» **Task goal**: Copy out every line of each item below, keeping each one unchanged.

» **Supplied entries**:
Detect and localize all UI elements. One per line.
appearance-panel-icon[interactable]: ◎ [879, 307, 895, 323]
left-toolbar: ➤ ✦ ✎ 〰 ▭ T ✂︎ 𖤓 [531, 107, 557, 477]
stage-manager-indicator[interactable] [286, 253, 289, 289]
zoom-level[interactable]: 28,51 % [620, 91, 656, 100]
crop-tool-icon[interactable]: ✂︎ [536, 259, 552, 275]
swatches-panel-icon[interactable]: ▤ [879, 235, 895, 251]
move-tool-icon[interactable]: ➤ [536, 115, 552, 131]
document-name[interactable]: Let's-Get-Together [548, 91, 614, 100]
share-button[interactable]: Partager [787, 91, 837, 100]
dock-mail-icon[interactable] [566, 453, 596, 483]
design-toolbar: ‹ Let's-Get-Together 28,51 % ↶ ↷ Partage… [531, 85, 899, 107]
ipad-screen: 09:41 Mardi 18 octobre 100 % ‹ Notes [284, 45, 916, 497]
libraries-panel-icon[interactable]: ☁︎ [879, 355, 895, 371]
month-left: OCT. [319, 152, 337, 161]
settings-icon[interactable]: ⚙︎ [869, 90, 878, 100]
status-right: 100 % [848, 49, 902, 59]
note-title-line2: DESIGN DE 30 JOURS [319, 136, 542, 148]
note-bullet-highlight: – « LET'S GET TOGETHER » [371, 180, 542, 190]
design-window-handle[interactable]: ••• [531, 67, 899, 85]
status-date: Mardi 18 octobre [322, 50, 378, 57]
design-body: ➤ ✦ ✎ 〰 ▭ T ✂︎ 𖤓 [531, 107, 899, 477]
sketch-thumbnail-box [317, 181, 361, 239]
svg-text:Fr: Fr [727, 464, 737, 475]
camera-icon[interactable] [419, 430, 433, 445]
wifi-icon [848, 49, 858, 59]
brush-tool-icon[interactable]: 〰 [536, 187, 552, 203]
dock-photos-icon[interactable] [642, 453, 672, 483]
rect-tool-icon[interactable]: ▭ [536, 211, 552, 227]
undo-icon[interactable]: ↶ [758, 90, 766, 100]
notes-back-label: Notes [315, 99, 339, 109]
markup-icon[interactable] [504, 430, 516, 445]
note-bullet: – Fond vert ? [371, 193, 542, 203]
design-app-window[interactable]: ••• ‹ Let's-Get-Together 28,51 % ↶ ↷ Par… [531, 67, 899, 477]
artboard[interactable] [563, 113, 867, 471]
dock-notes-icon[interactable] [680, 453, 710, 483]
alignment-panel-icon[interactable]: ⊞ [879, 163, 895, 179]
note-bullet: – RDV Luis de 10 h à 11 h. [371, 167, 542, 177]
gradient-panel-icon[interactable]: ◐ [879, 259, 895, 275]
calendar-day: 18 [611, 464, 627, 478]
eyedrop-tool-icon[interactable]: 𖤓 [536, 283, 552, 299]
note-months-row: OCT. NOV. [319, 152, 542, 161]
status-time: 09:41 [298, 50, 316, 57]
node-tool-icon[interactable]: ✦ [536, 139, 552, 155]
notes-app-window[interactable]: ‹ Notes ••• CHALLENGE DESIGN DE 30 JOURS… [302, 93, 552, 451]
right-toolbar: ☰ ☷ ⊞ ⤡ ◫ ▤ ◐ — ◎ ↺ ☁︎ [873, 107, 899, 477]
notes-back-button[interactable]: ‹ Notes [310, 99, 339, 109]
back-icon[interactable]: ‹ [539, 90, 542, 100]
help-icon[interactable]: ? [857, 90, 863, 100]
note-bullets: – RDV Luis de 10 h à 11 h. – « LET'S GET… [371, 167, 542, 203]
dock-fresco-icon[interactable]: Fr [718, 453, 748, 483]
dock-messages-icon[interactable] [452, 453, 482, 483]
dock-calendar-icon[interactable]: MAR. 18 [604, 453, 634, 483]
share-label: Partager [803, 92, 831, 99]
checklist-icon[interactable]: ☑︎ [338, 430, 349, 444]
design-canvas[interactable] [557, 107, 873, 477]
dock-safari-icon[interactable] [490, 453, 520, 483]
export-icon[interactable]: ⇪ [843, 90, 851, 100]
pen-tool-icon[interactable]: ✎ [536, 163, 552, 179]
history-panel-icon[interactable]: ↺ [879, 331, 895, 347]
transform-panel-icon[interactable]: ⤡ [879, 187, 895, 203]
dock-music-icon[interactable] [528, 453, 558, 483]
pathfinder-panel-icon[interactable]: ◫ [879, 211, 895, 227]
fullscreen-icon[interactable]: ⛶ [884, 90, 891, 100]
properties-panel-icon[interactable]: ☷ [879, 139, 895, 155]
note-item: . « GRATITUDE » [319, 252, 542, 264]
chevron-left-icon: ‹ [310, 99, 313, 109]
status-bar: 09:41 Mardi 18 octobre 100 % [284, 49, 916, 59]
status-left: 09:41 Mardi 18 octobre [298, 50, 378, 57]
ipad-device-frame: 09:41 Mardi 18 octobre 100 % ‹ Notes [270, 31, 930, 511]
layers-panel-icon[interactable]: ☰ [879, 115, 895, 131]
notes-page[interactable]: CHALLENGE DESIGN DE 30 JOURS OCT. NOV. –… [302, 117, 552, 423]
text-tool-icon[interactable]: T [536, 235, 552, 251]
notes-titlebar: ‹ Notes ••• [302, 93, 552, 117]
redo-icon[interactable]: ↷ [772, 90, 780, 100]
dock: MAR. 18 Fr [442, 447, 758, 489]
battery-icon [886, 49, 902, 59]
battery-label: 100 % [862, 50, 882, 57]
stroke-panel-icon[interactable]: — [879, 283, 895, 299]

» **Output below**:
Detect and localize all UI elements. One per line.
appearance-panel-icon[interactable]: ◎ [879, 307, 895, 323]
left-toolbar: ➤ ✦ ✎ 〰 ▭ T ✂︎ 𖤓 [531, 107, 557, 477]
stage-manager-indicator[interactable] [286, 253, 289, 289]
zoom-level[interactable]: 28,51 % [620, 91, 656, 100]
crop-tool-icon[interactable]: ✂︎ [536, 259, 552, 275]
swatches-panel-icon[interactable]: ▤ [879, 235, 895, 251]
move-tool-icon[interactable]: ➤ [536, 115, 552, 131]
document-name[interactable]: Let's-Get-Together [548, 91, 614, 100]
share-button[interactable]: Partager [787, 91, 837, 100]
dock-mail-icon[interactable] [566, 453, 596, 483]
design-toolbar: ‹ Let's-Get-Together 28,51 % ↶ ↷ Partage… [531, 85, 899, 107]
ipad-screen: 09:41 Mardi 18 octobre 100 % ‹ Notes [284, 45, 916, 497]
libraries-panel-icon[interactable]: ☁︎ [879, 355, 895, 371]
month-left: OCT. [319, 152, 337, 161]
settings-icon[interactable]: ⚙︎ [869, 90, 878, 100]
status-right: 100 % [848, 49, 902, 59]
note-title-line2: DESIGN DE 30 JOURS [319, 136, 542, 148]
note-bullet-highlight: – « LET'S GET TOGETHER » [371, 180, 542, 190]
design-window-handle[interactable]: ••• [531, 67, 899, 85]
status-date: Mardi 18 octobre [322, 50, 378, 57]
design-body: ➤ ✦ ✎ 〰 ▭ T ✂︎ 𖤓 [531, 107, 899, 477]
sketch-thumbnail-box [317, 181, 361, 239]
svg-text:Fr: Fr [727, 464, 737, 475]
camera-icon[interactable] [419, 430, 433, 445]
wifi-icon [848, 49, 858, 59]
brush-tool-icon[interactable]: 〰 [536, 187, 552, 203]
dock-photos-icon[interactable] [642, 453, 672, 483]
rect-tool-icon[interactable]: ▭ [536, 211, 552, 227]
undo-icon[interactable]: ↶ [758, 90, 766, 100]
notes-back-label: Notes [315, 99, 339, 109]
markup-icon[interactable] [504, 430, 516, 445]
note-bullet: – Fond vert ? [371, 193, 542, 203]
design-app-window[interactable]: ••• ‹ Let's-Get-Together 28,51 % ↶ ↷ Par… [531, 67, 899, 477]
artboard[interactable] [563, 113, 867, 471]
dock-notes-icon[interactable] [680, 453, 710, 483]
alignment-panel-icon[interactable]: ⊞ [879, 163, 895, 179]
note-bullet: – RDV Luis de 10 h à 11 h. [371, 167, 542, 177]
gradient-panel-icon[interactable]: ◐ [879, 259, 895, 275]
calendar-day: 18 [611, 464, 627, 478]
eyedrop-tool-icon[interactable]: 𖤓 [536, 283, 552, 299]
note-months-row: OCT. NOV. [319, 152, 542, 161]
status-time: 09:41 [298, 50, 316, 57]
node-tool-icon[interactable]: ✦ [536, 139, 552, 155]
notes-app-window[interactable]: ‹ Notes ••• CHALLENGE DESIGN DE 30 JOURS… [302, 93, 552, 451]
right-toolbar: ☰ ☷ ⊞ ⤡ ◫ ▤ ◐ — ◎ ↺ ☁︎ [873, 107, 899, 477]
notes-back-button[interactable]: ‹ Notes [310, 99, 339, 109]
back-icon[interactable]: ‹ [539, 90, 542, 100]
help-icon[interactable]: ? [857, 90, 863, 100]
note-bullets: – RDV Luis de 10 h à 11 h. – « LET'S GET… [371, 167, 542, 203]
dock-fresco-icon[interactable]: Fr [718, 453, 748, 483]
dock-messages-icon[interactable] [452, 453, 482, 483]
dock-calendar-icon[interactable]: MAR. 18 [604, 453, 634, 483]
share-label: Partager [803, 92, 831, 99]
checklist-icon[interactable]: ☑︎ [338, 430, 349, 444]
design-canvas[interactable] [557, 107, 873, 477]
dock-safari-icon[interactable] [490, 453, 520, 483]
export-icon[interactable]: ⇪ [843, 90, 851, 100]
pen-tool-icon[interactable]: ✎ [536, 163, 552, 179]
history-panel-icon[interactable]: ↺ [879, 331, 895, 347]
transform-panel-icon[interactable]: ⤡ [879, 187, 895, 203]
dock-music-icon[interactable] [528, 453, 558, 483]
pathfinder-panel-icon[interactable]: ◫ [879, 211, 895, 227]
fullscreen-icon[interactable]: ⛶ [884, 90, 891, 100]
properties-panel-icon[interactable]: ☷ [879, 139, 895, 155]
note-item: . « GRATITUDE » [319, 252, 542, 264]
chevron-left-icon: ‹ [310, 99, 313, 109]
status-bar: 09:41 Mardi 18 octobre 100 % [284, 49, 916, 59]
status-left: 09:41 Mardi 18 octobre [298, 50, 378, 57]
ipad-device-frame: 09:41 Mardi 18 octobre 100 % ‹ Notes [270, 31, 930, 511]
layers-panel-icon[interactable]: ☰ [879, 115, 895, 131]
notes-page[interactable]: CHALLENGE DESIGN DE 30 JOURS OCT. NOV. –… [302, 117, 552, 423]
text-tool-icon[interactable]: T [536, 235, 552, 251]
notes-titlebar: ‹ Notes ••• [302, 93, 552, 117]
redo-icon[interactable]: ↷ [772, 90, 780, 100]
dock: MAR. 18 Fr [442, 447, 758, 489]
battery-icon [886, 49, 902, 59]
battery-label: 100 % [862, 50, 882, 57]
stroke-panel-icon[interactable]: — [879, 283, 895, 299]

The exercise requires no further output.